(DIRECTIONS) Output all lines exactly, with nothing added or dropped.

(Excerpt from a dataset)
=-=-=
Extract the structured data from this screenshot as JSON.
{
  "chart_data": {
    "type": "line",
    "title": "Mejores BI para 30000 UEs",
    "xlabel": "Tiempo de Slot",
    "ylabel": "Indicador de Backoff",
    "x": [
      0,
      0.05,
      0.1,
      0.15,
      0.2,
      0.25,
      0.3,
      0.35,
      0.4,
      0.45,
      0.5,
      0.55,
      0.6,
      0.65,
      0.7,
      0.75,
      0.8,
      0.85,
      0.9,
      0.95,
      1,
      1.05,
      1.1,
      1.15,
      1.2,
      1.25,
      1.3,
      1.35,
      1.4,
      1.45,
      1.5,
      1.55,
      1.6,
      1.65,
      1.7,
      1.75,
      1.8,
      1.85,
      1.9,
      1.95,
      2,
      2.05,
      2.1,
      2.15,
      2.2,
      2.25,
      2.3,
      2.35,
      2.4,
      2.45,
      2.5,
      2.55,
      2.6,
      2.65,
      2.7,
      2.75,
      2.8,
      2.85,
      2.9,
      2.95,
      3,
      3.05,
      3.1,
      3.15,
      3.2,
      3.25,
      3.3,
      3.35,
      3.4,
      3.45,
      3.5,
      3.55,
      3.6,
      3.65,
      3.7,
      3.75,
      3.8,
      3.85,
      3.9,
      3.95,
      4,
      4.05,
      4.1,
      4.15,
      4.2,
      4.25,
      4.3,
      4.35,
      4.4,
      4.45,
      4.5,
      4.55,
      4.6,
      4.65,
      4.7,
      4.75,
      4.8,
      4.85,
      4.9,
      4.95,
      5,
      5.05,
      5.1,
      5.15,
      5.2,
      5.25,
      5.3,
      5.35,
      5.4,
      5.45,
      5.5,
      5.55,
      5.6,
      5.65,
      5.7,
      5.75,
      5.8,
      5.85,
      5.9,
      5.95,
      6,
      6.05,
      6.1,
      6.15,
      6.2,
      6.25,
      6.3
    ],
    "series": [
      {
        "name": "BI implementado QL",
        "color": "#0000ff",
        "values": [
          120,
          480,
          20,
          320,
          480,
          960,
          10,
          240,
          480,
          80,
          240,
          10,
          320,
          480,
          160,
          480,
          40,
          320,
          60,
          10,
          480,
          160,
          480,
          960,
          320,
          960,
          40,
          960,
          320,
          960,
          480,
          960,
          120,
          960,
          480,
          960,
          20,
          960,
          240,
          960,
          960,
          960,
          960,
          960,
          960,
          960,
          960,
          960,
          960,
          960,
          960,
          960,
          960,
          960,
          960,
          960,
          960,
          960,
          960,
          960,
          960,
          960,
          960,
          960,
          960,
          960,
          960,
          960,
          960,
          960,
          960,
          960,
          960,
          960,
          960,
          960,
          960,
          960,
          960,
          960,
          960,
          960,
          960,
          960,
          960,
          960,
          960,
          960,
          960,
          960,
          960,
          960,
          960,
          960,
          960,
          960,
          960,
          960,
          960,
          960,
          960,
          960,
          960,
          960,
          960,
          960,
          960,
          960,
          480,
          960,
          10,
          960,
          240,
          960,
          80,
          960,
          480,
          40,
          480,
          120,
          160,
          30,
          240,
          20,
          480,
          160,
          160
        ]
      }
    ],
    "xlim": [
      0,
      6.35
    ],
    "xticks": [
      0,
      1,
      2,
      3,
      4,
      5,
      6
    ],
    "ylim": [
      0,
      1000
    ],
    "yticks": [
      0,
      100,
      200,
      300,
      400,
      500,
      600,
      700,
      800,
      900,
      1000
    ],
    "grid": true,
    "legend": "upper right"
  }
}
=-=-=
(WRITTEN REPLY)
Extract the structured data from this screenshot as JSON.
{
  "chart_data": {
    "type": "line",
    "title": "Mejores BI para 30000 UEs",
    "xlabel": "Tiempo de Slot",
    "ylabel": "Indicador de Backoff",
    "x": [
      0,
      0.05,
      0.1,
      0.15,
      0.2,
      0.25,
      0.3,
      0.35,
      0.4,
      0.45,
      0.5,
      0.55,
      0.6,
      0.65,
      0.7,
      0.75,
      0.8,
      0.85,
      0.9,
      0.95,
      1,
      1.05,
      1.1,
      1.15,
      1.2,
      1.25,
      1.3,
      1.35,
      1.4,
      1.45,
      1.5,
      1.55,
      1.6,
      1.65,
      1.7,
      1.75,
      1.8,
      1.85,
      1.9,
      1.95,
      2,
      2.05,
      2.1,
      2.15,
      2.2,
      2.25,
      2.3,
      2.35,
      2.4,
      2.45,
      2.5,
      2.55,
      2.6,
      2.65,
      2.7,
      2.75,
      2.8,
      2.85,
      2.9,
      2.95,
      3,
      3.05,
      3.1,
      3.15,
      3.2,
      3.25,
      3.3,
      3.35,
      3.4,
      3.45,
      3.5,
      3.55,
      3.6,
      3.65,
      3.7,
      3.75,
      3.8,
      3.85,
      3.9,
      3.95,
      4,
      4.05,
      4.1,
      4.15,
      4.2,
      4.25,
      4.3,
      4.35,
      4.4,
      4.45,
      4.5,
      4.55,
      4.6,
      4.65,
      4.7,
      4.75,
      4.8,
      4.85,
      4.9,
      4.95,
      5,
      5.05,
      5.1,
      5.15,
      5.2,
      5.25,
      5.3,
      5.35,
      5.4,
      5.45,
      5.5,
      5.55,
      5.6,
      5.65,
      5.7,
      5.75,
      5.8,
      5.85,
      5.9,
      5.95,
      6,
      6.05,
      6.1,
      6.15,
      6.2,
      6.25,
      6.3
    ],
    "series": [
      {
        "name": "BI implementado QL",
        "color": "#0000ff",
        "values": [
          120,
          480,
          20,
          320,
          480,
          960,
          10,
          240,
          480,
          80,
          240,
          10,
          320,
          480,
          160,
          480,
          40,
          320,
          60,
          10,
          480,
          160,
          480,
          960,
          320,
          960,
          40,
          960,
          320,
          960,
          480,
          960,
          120,
          960,
          480,
          960,
          20,
          960,
          240,
          960,
          960,
          960,
          960,
          960,
          960,
          960,
          960,
          960,
          960,
          960,
          960,
          960,
          960,
          960,
          960,
          960,
          960,
          960,
          960,
          960,
          960,
          960,
          960,
          960,
          960,
          960,
          960,
          960,
          960,
          960,
          960,
          960,
          960,
          960,
          960,
          960,
          960,
          960,
          960,
          960,
          960,
          960,
          960,
          960,
          960,
          960,
          960,
          960,
          960,
          960,
          960,
          960,
          960,
          960,
          960,
          960,
          960,
          960,
          960,
          960,
          960,
          960,
          960,
          960,
          960,
          960,
          960,
          960,
          480,
          960,
          10,
          960,
          240,
          960,
          80,
          960,
          480,
          40,
          480,
          120,
          160,
          30,
          240,
          20,
          480,
          160,
          160
        ]
      }
    ],
    "xlim": [
      0,
      6.35
    ],
    "xticks": [
      0,
      1,
      2,
      3,
      4,
      5,
      6
    ],
    "ylim": [
      0,
      1000
    ],
    "yticks": [
      0,
      100,
      200,
      300,
      400,
      500,
      600,
      700,
      800,
      900,
      1000
    ],
    "grid": true,
    "legend": "upper right"
  }
}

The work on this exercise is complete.